→ Problem to work on
Repeat the listing exactly as given, omitting every image.

__________________________________________________

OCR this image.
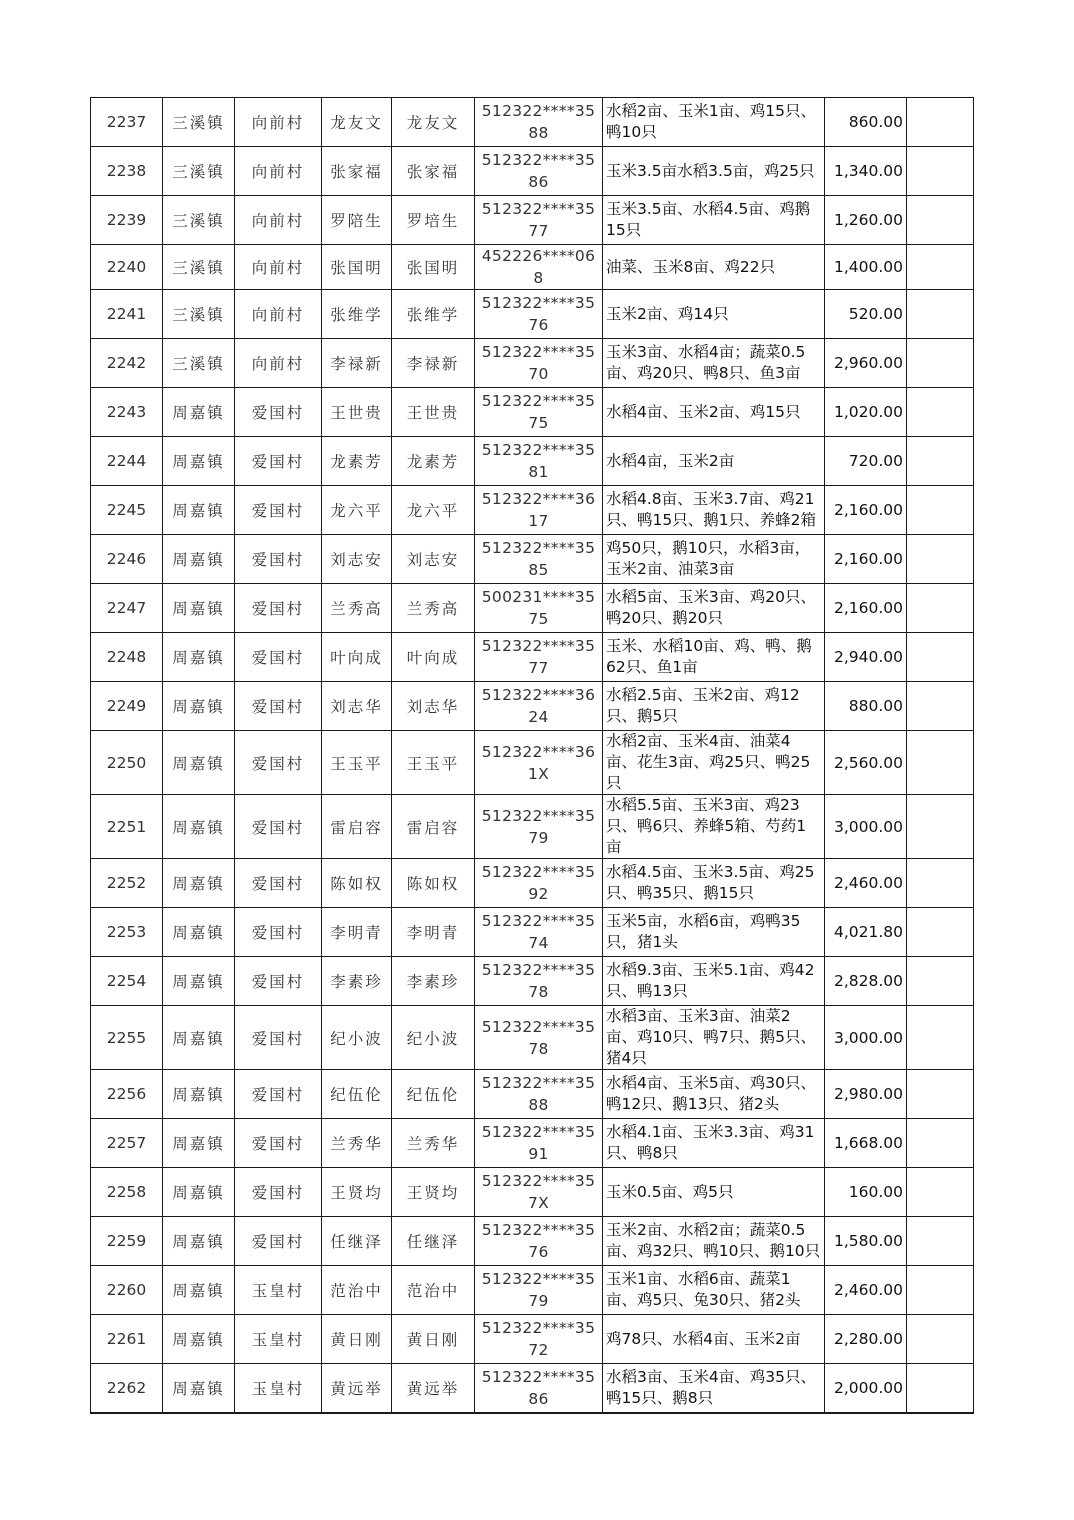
2237	三溪镇	向前村	龙友文	龙友文	512322****3588	水稻2亩、玉米1亩、鸡15只、鸭10只	860.00	
2238	三溪镇	向前村	张家福	张家福	512322****3586	玉米3.5亩水稻3.5亩，鸡25只	1,340.00	
2239	三溪镇	向前村	罗陪生	罗培生	512322****3577	玉米3.5亩、水稻4.5亩、鸡鹅15只	1,260.00	
2240	三溪镇	向前村	张国明	张国明	452226****068	油菜、玉米8亩、鸡22只	1,400.00	
2241	三溪镇	向前村	张维学	张维学	512322****3576	玉米2亩、鸡14只	520.00	
2242	三溪镇	向前村	李禄新	李禄新	512322****3570	玉米3亩、水稻4亩；蔬菜0.5亩、鸡20只、鸭8只、鱼3亩	2,960.00	
2243	周嘉镇	爱国村	王世贵	王世贵	512322****3575	水稻4亩、玉米2亩、鸡15只	1,020.00	
2244	周嘉镇	爱国村	龙素芳	龙素芳	512322****3581	水稻4亩，玉米2亩	720.00	
2245	周嘉镇	爱国村	龙六平	龙六平	512322****3617	水稻4.8亩、玉米3.7亩、鸡21只、鸭15只、鹅1只、养蜂2箱	2,160.00	
2246	周嘉镇	爱国村	刘志安	刘志安	512322****3585	鸡50只，鹅10只，水稻3亩，玉米2亩、油菜3亩	2,160.00	
2247	周嘉镇	爱国村	兰秀高	兰秀高	500231****3575	水稻5亩、玉米3亩、鸡20只、鸭20只、鹅20只	2,160.00	
2248	周嘉镇	爱国村	叶向成	叶向成	512322****3577	玉米、水稻10亩、鸡、鸭、鹅62只、鱼1亩	2,940.00	
2249	周嘉镇	爱国村	刘志华	刘志华	512322****3624	水稻2.5亩、玉米2亩、鸡12只、鹅5只	880.00	
2250	周嘉镇	爱国村	王玉平	王玉平	512322****361X	水稻2亩、玉米4亩、油菜4亩、花生3亩、鸡25只、鸭25只	2,560.00	
2251	周嘉镇	爱国村	雷启容	雷启容	512322****3579	水稻5.5亩、玉米3亩、鸡23只、鸭6只、养蜂5箱、芍药1亩	3,000.00	
2252	周嘉镇	爱国村	陈如权	陈如权	512322****3592	水稻4.5亩、玉米3.5亩、鸡25只、鸭35只、鹅15只	2,460.00	
2253	周嘉镇	爱国村	李明青	李明青	512322****3574	玉米5亩，水稻6亩，鸡鸭35只，猪1头	4,021.80	
2254	周嘉镇	爱国村	李素珍	李素珍	512322****3578	水稻9.3亩、玉米5.1亩、鸡42只、鸭13只	2,828.00	
2255	周嘉镇	爱国村	纪小波	纪小波	512322****3578	水稻3亩、玉米3亩、油菜2亩、鸡10只、鸭7只、鹅5只、猪4只	3,000.00	
2256	周嘉镇	爱国村	纪伍伦	纪伍伦	512322****3588	水稻4亩、玉米5亩、鸡30只、鸭12只、鹅13只、猪2头	2,980.00	
2257	周嘉镇	爱国村	兰秀华	兰秀华	512322****3591	水稻4.1亩、玉米3.3亩、鸡31只、鸭8只	1,668.00	
2258	周嘉镇	爱国村	王贤均	王贤均	512322****357X	玉米0.5亩、鸡5只	160.00	
2259	周嘉镇	爱国村	任继泽	任继泽	512322****3576	玉米2亩、水稻2亩；蔬菜0.5亩、鸡32只、鸭10只、鹅10只	1,580.00	
2260	周嘉镇	玉皇村	范治中	范治中	512322****3579	玉米1亩、水稻6亩、蔬菜1亩、鸡5只、兔30只、猪2头	2,460.00	
2261	周嘉镇	玉皇村	黄日刚	黄日刚	512322****3572	鸡78只、水稻4亩、玉米2亩	2,280.00	
2262	周嘉镇	玉皇村	黄远举	黄远举	512322****3586	水稻3亩、玉米4亩、鸡35只、鸭15只、鹅8只	2,000.00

__________________________________________________

→ The result
OCR this image.
2237	三溪镇	向前村	龙友文	龙友文	512322****3588	水稻2亩、玉米1亩、鸡15只、鸭10只	860.00	
2238	三溪镇	向前村	张家福	张家福	512322****3586	玉米3.5亩水稻3.5亩，鸡25只	1,340.00	
2239	三溪镇	向前村	罗陪生	罗培生	512322****3577	玉米3.5亩、水稻4.5亩、鸡鹅15只	1,260.00	
2240	三溪镇	向前村	张国明	张国明	452226****068	油菜、玉米8亩、鸡22只	1,400.00	
2241	三溪镇	向前村	张维学	张维学	512322****3576	玉米2亩、鸡14只	520.00	
2242	三溪镇	向前村	李禄新	李禄新	512322****3570	玉米3亩、水稻4亩；蔬菜0.5亩、鸡20只、鸭8只、鱼3亩	2,960.00	
2243	周嘉镇	爱国村	王世贵	王世贵	512322****3575	水稻4亩、玉米2亩、鸡15只	1,020.00	
2244	周嘉镇	爱国村	龙素芳	龙素芳	512322****3581	水稻4亩，玉米2亩	720.00	
2245	周嘉镇	爱国村	龙六平	龙六平	512322****3617	水稻4.8亩、玉米3.7亩、鸡21只、鸭15只、鹅1只、养蜂2箱	2,160.00	
2246	周嘉镇	爱国村	刘志安	刘志安	512322****3585	鸡50只，鹅10只，水稻3亩，玉米2亩、油菜3亩	2,160.00	
2247	周嘉镇	爱国村	兰秀高	兰秀高	500231****3575	水稻5亩、玉米3亩、鸡20只、鸭20只、鹅20只	2,160.00	
2248	周嘉镇	爱国村	叶向成	叶向成	512322****3577	玉米、水稻10亩、鸡、鸭、鹅62只、鱼1亩	2,940.00	
2249	周嘉镇	爱国村	刘志华	刘志华	512322****3624	水稻2.5亩、玉米2亩、鸡12只、鹅5只	880.00	
2250	周嘉镇	爱国村	王玉平	王玉平	512322****361X	水稻2亩、玉米4亩、油菜4亩、花生3亩、鸡25只、鸭25只	2,560.00	
2251	周嘉镇	爱国村	雷启容	雷启容	512322****3579	水稻5.5亩、玉米3亩、鸡23只、鸭6只、养蜂5箱、芍药1亩	3,000.00	
2252	周嘉镇	爱国村	陈如权	陈如权	512322****3592	水稻4.5亩、玉米3.5亩、鸡25只、鸭35只、鹅15只	2,460.00	
2253	周嘉镇	爱国村	李明青	李明青	512322****3574	玉米5亩，水稻6亩，鸡鸭35只，猪1头	4,021.80	
2254	周嘉镇	爱国村	李素珍	李素珍	512322****3578	水稻9.3亩、玉米5.1亩、鸡42只、鸭13只	2,828.00	
2255	周嘉镇	爱国村	纪小波	纪小波	512322****3578	水稻3亩、玉米3亩、油菜2亩、鸡10只、鸭7只、鹅5只、猪4只	3,000.00	
2256	周嘉镇	爱国村	纪伍伦	纪伍伦	512322****3588	水稻4亩、玉米5亩、鸡30只、鸭12只、鹅13只、猪2头	2,980.00	
2257	周嘉镇	爱国村	兰秀华	兰秀华	512322****3591	水稻4.1亩、玉米3.3亩、鸡31只、鸭8只	1,668.00	
2258	周嘉镇	爱国村	王贤均	王贤均	512322****357X	玉米0.5亩、鸡5只	160.00	
2259	周嘉镇	爱国村	任继泽	任继泽	512322****3576	玉米2亩、水稻2亩；蔬菜0.5亩、鸡32只、鸭10只、鹅10只	1,580.00	
2260	周嘉镇	玉皇村	范治中	范治中	512322****3579	玉米1亩、水稻6亩、蔬菜1亩、鸡5只、兔30只、猪2头	2,460.00	
2261	周嘉镇	玉皇村	黄日刚	黄日刚	512322****3572	鸡78只、水稻4亩、玉米2亩	2,280.00	
2262	周嘉镇	玉皇村	黄远举	黄远举	512322****3586	水稻3亩、玉米4亩、鸡35只、鸭15只、鹅8只	2,000.00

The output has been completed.